> **YOUR GOAL**
Examine the material below. Gather every line in which the string "marker" appears.

Extracted records
>>

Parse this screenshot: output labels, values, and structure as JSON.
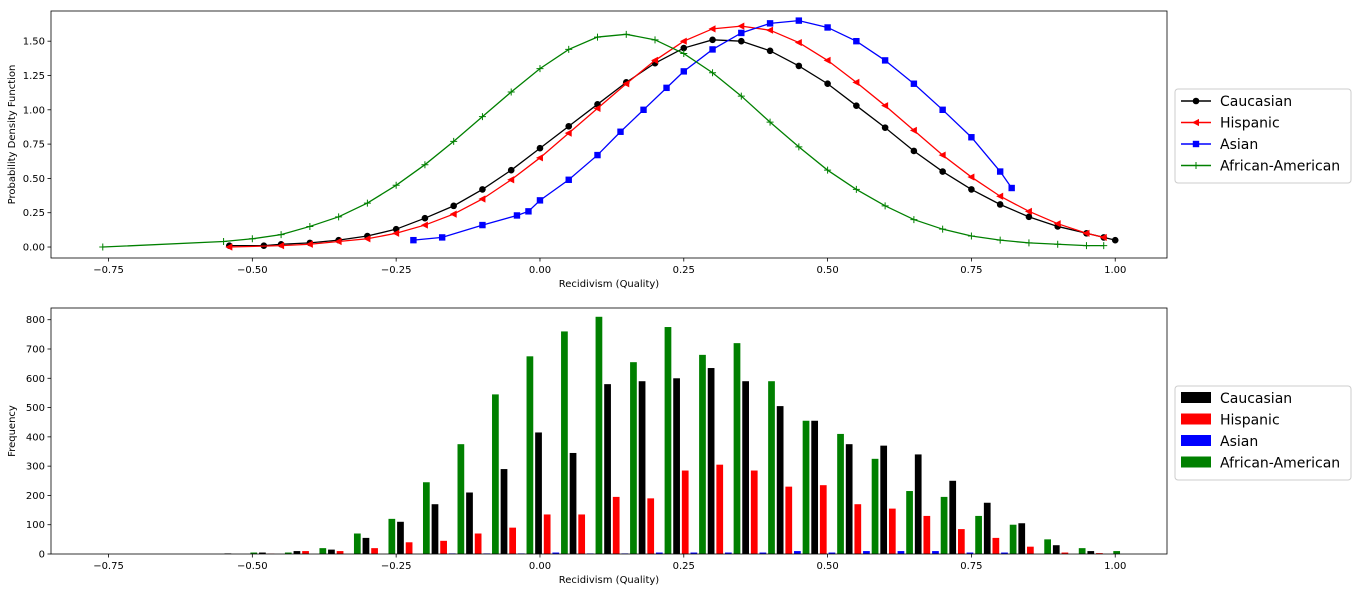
{
  "chart_data": [
    {
      "type": "line",
      "xlabel": "Recidivism (Quality)",
      "ylabel": "Probability Density Function",
      "xlim": [
        -0.85,
        1.09
      ],
      "ylim": [
        -0.08,
        1.72
      ],
      "xticks": [
        "−0.75",
        "−0.50",
        "−0.25",
        "0.00",
        "0.25",
        "0.50",
        "0.75",
        "1.00"
      ],
      "xtick_values": [
        -0.75,
        -0.5,
        -0.25,
        0.0,
        0.25,
        0.5,
        0.75,
        1.0
      ],
      "yticks": [
        "0.00",
        "0.25",
        "0.50",
        "0.75",
        "1.00",
        "1.25",
        "1.50"
      ],
      "ytick_values": [
        0.0,
        0.25,
        0.5,
        0.75,
        1.0,
        1.25,
        1.5
      ],
      "grid": false,
      "legend_position": "right",
      "series": [
        {
          "name": "Caucasian",
          "color": "#000000",
          "marker": "circle",
          "points": [
            [
              -0.54,
              0.01
            ],
            [
              -0.48,
              0.01
            ],
            [
              -0.45,
              0.02
            ],
            [
              -0.4,
              0.03
            ],
            [
              -0.35,
              0.05
            ],
            [
              -0.3,
              0.08
            ],
            [
              -0.25,
              0.13
            ],
            [
              -0.2,
              0.21
            ],
            [
              -0.15,
              0.3
            ],
            [
              -0.1,
              0.42
            ],
            [
              -0.05,
              0.56
            ],
            [
              0.0,
              0.72
            ],
            [
              0.05,
              0.88
            ],
            [
              0.1,
              1.04
            ],
            [
              0.15,
              1.2
            ],
            [
              0.2,
              1.34
            ],
            [
              0.25,
              1.45
            ],
            [
              0.3,
              1.51
            ],
            [
              0.35,
              1.5
            ],
            [
              0.4,
              1.43
            ],
            [
              0.45,
              1.32
            ],
            [
              0.5,
              1.19
            ],
            [
              0.55,
              1.03
            ],
            [
              0.6,
              0.87
            ],
            [
              0.65,
              0.7
            ],
            [
              0.7,
              0.55
            ],
            [
              0.75,
              0.42
            ],
            [
              0.8,
              0.31
            ],
            [
              0.85,
              0.22
            ],
            [
              0.9,
              0.15
            ],
            [
              0.95,
              0.1
            ],
            [
              0.98,
              0.07
            ],
            [
              1.0,
              0.05
            ]
          ]
        },
        {
          "name": "Hispanic",
          "color": "#ff0000",
          "marker": "triangle-left",
          "points": [
            [
              -0.54,
              0.0
            ],
            [
              -0.45,
              0.01
            ],
            [
              -0.4,
              0.02
            ],
            [
              -0.35,
              0.04
            ],
            [
              -0.3,
              0.06
            ],
            [
              -0.25,
              0.1
            ],
            [
              -0.2,
              0.16
            ],
            [
              -0.15,
              0.24
            ],
            [
              -0.1,
              0.35
            ],
            [
              -0.05,
              0.49
            ],
            [
              0.0,
              0.65
            ],
            [
              0.05,
              0.83
            ],
            [
              0.1,
              1.01
            ],
            [
              0.15,
              1.19
            ],
            [
              0.2,
              1.36
            ],
            [
              0.25,
              1.5
            ],
            [
              0.3,
              1.59
            ],
            [
              0.35,
              1.61
            ],
            [
              0.4,
              1.58
            ],
            [
              0.45,
              1.49
            ],
            [
              0.5,
              1.36
            ],
            [
              0.55,
              1.2
            ],
            [
              0.6,
              1.03
            ],
            [
              0.65,
              0.85
            ],
            [
              0.7,
              0.67
            ],
            [
              0.75,
              0.51
            ],
            [
              0.8,
              0.37
            ],
            [
              0.85,
              0.26
            ],
            [
              0.9,
              0.17
            ],
            [
              0.95,
              0.1
            ],
            [
              0.98,
              0.07
            ]
          ]
        },
        {
          "name": "Asian",
          "color": "#0000ff",
          "marker": "square",
          "points": [
            [
              -0.22,
              0.05
            ],
            [
              -0.17,
              0.07
            ],
            [
              -0.1,
              0.16
            ],
            [
              -0.04,
              0.23
            ],
            [
              -0.02,
              0.26
            ],
            [
              0.0,
              0.34
            ],
            [
              0.05,
              0.49
            ],
            [
              0.1,
              0.67
            ],
            [
              0.14,
              0.84
            ],
            [
              0.18,
              1.0
            ],
            [
              0.22,
              1.16
            ],
            [
              0.25,
              1.28
            ],
            [
              0.3,
              1.44
            ],
            [
              0.35,
              1.56
            ],
            [
              0.4,
              1.63
            ],
            [
              0.45,
              1.65
            ],
            [
              0.5,
              1.6
            ],
            [
              0.55,
              1.5
            ],
            [
              0.6,
              1.36
            ],
            [
              0.65,
              1.19
            ],
            [
              0.7,
              1.0
            ],
            [
              0.75,
              0.8
            ],
            [
              0.8,
              0.55
            ],
            [
              0.82,
              0.43
            ]
          ]
        },
        {
          "name": "African-American",
          "color": "#008000",
          "marker": "plus",
          "points": [
            [
              -0.76,
              0.0
            ],
            [
              -0.55,
              0.04
            ],
            [
              -0.5,
              0.06
            ],
            [
              -0.45,
              0.09
            ],
            [
              -0.4,
              0.15
            ],
            [
              -0.35,
              0.22
            ],
            [
              -0.3,
              0.32
            ],
            [
              -0.25,
              0.45
            ],
            [
              -0.2,
              0.6
            ],
            [
              -0.15,
              0.77
            ],
            [
              -0.1,
              0.95
            ],
            [
              -0.05,
              1.13
            ],
            [
              0.0,
              1.3
            ],
            [
              0.05,
              1.44
            ],
            [
              0.1,
              1.53
            ],
            [
              0.15,
              1.55
            ],
            [
              0.2,
              1.51
            ],
            [
              0.25,
              1.41
            ],
            [
              0.3,
              1.27
            ],
            [
              0.35,
              1.1
            ],
            [
              0.4,
              0.91
            ],
            [
              0.45,
              0.73
            ],
            [
              0.5,
              0.56
            ],
            [
              0.55,
              0.42
            ],
            [
              0.6,
              0.3
            ],
            [
              0.65,
              0.2
            ],
            [
              0.7,
              0.13
            ],
            [
              0.75,
              0.08
            ],
            [
              0.8,
              0.05
            ],
            [
              0.85,
              0.03
            ],
            [
              0.9,
              0.02
            ],
            [
              0.95,
              0.01
            ],
            [
              0.98,
              0.01
            ]
          ]
        }
      ]
    },
    {
      "type": "bar",
      "xlabel": "Recidivism (Quality)",
      "ylabel": "Frequency",
      "xlim": [
        -0.85,
        1.09
      ],
      "ylim": [
        0,
        840
      ],
      "xticks": [
        "−0.75",
        "−0.50",
        "−0.25",
        "0.00",
        "0.25",
        "0.50",
        "0.75",
        "1.00"
      ],
      "xtick_values": [
        -0.75,
        -0.5,
        -0.25,
        0.0,
        0.25,
        0.5,
        0.75,
        1.0
      ],
      "yticks": [
        "0",
        "100",
        "200",
        "300",
        "400",
        "500",
        "600",
        "700",
        "800"
      ],
      "ytick_values": [
        0,
        100,
        200,
        300,
        400,
        500,
        600,
        700,
        800
      ],
      "grid": false,
      "legend_position": "right",
      "bin_centers": [
        -0.52,
        -0.46,
        -0.4,
        -0.34,
        -0.28,
        -0.22,
        -0.16,
        -0.1,
        -0.04,
        0.02,
        0.08,
        0.14,
        0.2,
        0.26,
        0.32,
        0.38,
        0.44,
        0.5,
        0.56,
        0.62,
        0.68,
        0.74,
        0.8,
        0.86,
        0.92,
        0.98
      ],
      "series": [
        {
          "name": "Caucasian",
          "color": "#000000",
          "values": [
            2,
            5,
            10,
            15,
            55,
            110,
            170,
            210,
            290,
            415,
            345,
            580,
            590,
            600,
            635,
            590,
            505,
            455,
            375,
            370,
            340,
            250,
            175,
            105,
            30,
            10
          ]
        },
        {
          "name": "Hispanic",
          "color": "#ff0000",
          "values": [
            0,
            1,
            10,
            10,
            20,
            40,
            45,
            70,
            90,
            135,
            135,
            195,
            190,
            285,
            305,
            285,
            230,
            235,
            170,
            155,
            130,
            85,
            55,
            25,
            5,
            3
          ]
        },
        {
          "name": "Asian",
          "color": "#0000ff",
          "values": [
            0,
            0,
            0,
            0,
            0,
            0,
            2,
            2,
            2,
            5,
            2,
            2,
            5,
            5,
            5,
            5,
            10,
            5,
            10,
            10,
            10,
            5,
            5,
            0,
            0,
            0
          ]
        },
        {
          "name": "African-American",
          "color": "#008000",
          "values": [
            5,
            5,
            20,
            70,
            120,
            245,
            375,
            545,
            675,
            760,
            810,
            655,
            775,
            680,
            720,
            590,
            455,
            410,
            325,
            215,
            195,
            130,
            100,
            50,
            20,
            10
          ]
        }
      ]
    }
  ]
}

<<

> **CORRECT OUTPUT**
          "marker": "circle",
          "marker": "triangle-left",
          "marker": "square",
          "marker": "plus",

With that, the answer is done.